> **The request**
Return each entry exactly, omitting nothing.

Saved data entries

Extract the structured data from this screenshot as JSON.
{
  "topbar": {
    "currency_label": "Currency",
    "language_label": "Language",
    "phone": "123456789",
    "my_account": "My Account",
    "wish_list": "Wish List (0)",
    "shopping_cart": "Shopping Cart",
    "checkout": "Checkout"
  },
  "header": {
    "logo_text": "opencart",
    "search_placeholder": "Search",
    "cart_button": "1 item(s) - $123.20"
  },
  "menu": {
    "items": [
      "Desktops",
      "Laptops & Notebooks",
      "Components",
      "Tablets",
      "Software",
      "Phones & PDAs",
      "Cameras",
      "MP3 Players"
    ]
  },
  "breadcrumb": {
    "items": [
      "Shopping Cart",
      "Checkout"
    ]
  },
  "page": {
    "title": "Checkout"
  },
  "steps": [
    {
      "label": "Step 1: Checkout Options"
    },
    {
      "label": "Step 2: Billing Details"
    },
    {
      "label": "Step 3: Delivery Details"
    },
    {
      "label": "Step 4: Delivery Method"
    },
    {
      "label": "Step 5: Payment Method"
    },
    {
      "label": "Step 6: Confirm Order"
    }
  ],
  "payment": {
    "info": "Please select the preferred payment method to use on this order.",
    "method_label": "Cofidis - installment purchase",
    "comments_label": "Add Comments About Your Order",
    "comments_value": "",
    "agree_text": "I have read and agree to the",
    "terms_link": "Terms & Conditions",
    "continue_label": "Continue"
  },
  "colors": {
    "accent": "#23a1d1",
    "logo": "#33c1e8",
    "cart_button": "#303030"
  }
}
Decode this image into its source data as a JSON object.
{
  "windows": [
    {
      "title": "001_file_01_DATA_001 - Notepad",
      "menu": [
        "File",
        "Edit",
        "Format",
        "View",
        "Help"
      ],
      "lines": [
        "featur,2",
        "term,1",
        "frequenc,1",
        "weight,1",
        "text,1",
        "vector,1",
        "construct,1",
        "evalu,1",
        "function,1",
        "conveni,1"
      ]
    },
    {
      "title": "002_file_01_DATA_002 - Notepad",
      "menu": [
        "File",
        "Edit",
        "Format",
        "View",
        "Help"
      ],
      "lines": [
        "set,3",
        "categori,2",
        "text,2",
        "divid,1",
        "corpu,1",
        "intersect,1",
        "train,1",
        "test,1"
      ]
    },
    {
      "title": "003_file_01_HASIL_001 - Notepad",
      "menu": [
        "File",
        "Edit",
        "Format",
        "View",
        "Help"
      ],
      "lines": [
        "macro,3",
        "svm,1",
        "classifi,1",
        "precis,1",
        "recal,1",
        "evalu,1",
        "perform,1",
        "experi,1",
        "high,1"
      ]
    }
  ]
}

> **Result for this task**
Extract the structured data from this screenshot as JSON.
{
  "topbar": {
    "currency_label": "Currency",
    "language_label": "Language",
    "phone": "123456789",
    "my_account": "My Account",
    "wish_list": "Wish List (0)",
    "shopping_cart": "Shopping Cart",
    "checkout": "Checkout"
  },
  "header": {
    "logo_text": "opencart",
    "search_placeholder": "Search",
    "cart_button": "1 item(s) - $123.20"
  },
  "menu": {
    "items": [
      "Desktops",
      "Laptops & Notebooks",
      "Components",
      "Tablets",
      "Software",
      "Phones & PDAs",
      "Cameras",
      "MP3 Players"
    ]
  },
  "breadcrumb": {
    "items": [
      "Shopping Cart",
      "Checkout"
    ]
  },
  "page": {
    "title": "Checkout"
  },
  "steps": [
    {
      "label": "Step 1: Checkout Options"
    },
    {
      "label": "Step 2: Billing Details"
    },
    {
      "label": "Step 3: Delivery Details"
    },
    {
      "label": "Step 4: Delivery Method"
    },
    {
      "label": "Step 5: Payment Method"
    },
    {
      "label": "Step 6: Confirm Order"
    }
  ],
  "payment": {
    "info": "Please select the preferred payment method to use on this order.",
    "method_label": "Cofidis - installment purchase",
    "comments_label": "Add Comments About Your Order",
    "comments_value": "",
    "agree_text": "I have read and agree to the",
    "terms_link": "Terms & Conditions",
    "continue_label": "Continue"
  },
  "colors": {
    "accent": "#23a1d1",
    "logo": "#33c1e8",
    "cart_button": "#303030"
  }
}
Decode this image into its source data as a JSON object.
{
  "windows": [
    {
      "title": "001_file_01_DATA_001 - Notepad",
      "menu": [
        "File",
        "Edit",
        "Format",
        "View",
        "Help"
      ],
      "lines": [
        "featur,2",
        "term,1",
        "frequenc,1",
        "weight,1",
        "text,1",
        "vector,1",
        "construct,1",
        "evalu,1",
        "function,1",
        "conveni,1"
      ]
    },
    {
      "title": "002_file_01_DATA_002 - Notepad",
      "menu": [
        "File",
        "Edit",
        "Format",
        "View",
        "Help"
      ],
      "lines": [
        "set,3",
        "categori,2",
        "text,2",
        "divid,1",
        "corpu,1",
        "intersect,1",
        "train,1",
        "test,1"
      ]
    },
    {
      "title": "003_file_01_HASIL_001 - Notepad",
      "menu": [
        "File",
        "Edit",
        "Format",
        "View",
        "Help"
      ],
      "lines": [
        "macro,3",
        "svm,1",
        "classifi,1",
        "precis,1",
        "recal,1",
        "evalu,1",
        "perform,1",
        "experi,1",
        "high,1"
      ]
    }
  ]
}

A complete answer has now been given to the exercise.